Text extract |
I first saw the Long Beach funk band Delta Nove in 2007, opening for Kid Creole and the Coconuts. The band impressed me with its goulash of styles – from reggae to Latin to N’Orleans funk to D.C. go-go. (This cut here shows how Delta Nove puts the go-go element to use.)

After their set, the Delta Nove boys impressed me further by working as the fill-in band behind Kid Creole himself. They’ve been on my radar ever since.

Front man Bobby Easton (pictured) has taken the funky whiteboy thing to the next level by growing dreads down to his waist.

3. “10 Karat Pinky Ring” – Big Chief

One of my favorite fanzines, back when zines were the thing, was called Motorbooty.

It was all about funky music and fringe pop culture. It featured interviews with the likes of George Clinton, Andre Williams and Blowfly.

The Michigan dudes who put out Motorbooty also had a band called Big Chief. I was into that too. This track is from “Mack Avenue Skullgame” (1993), a make-believe blaxploitation soundtrack.

4. “I Don’t Mind” – Vehicle feat. Bernie Worrell

I don’t know much about the New Jersey band Vehicle. But they got Bernie to play on this cut, so they must be doing something right.

Source material |
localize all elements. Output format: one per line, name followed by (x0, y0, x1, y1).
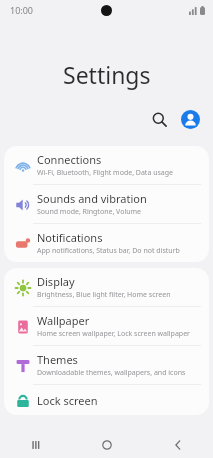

Problems to solve |
(A) Return, word for word, the stretch of the funk music piece from "Front man Bobby" through "Williams and Blowfly.".
(B) Using the funk music piece, answer the following:
(i) Which act was Delta Nove opening for when the writer first saw the band?
(ii) What was the name of the fanzine run by the Michigan group behind Big Chief?
(iii) In which state is the band Vehicle based?

Solutions to the exercise |
(A)
Front man Bobby Easton (pictured) has taken the funky whiteboy thing to the next level by growing dreads down to his waist.

3. “10 Karat Pinky Ring” – Big Chief

One of my favorite fanzines, back when zines were the thing, was called Motorbooty.

It was all about funky music and fringe pop culture. It featured interviews with the likes of George Clinton, Andre Williams and Blowfly.

(B)
(i) Kid Creole and the Coconuts
(ii) Motorbooty
(iii) New Jersey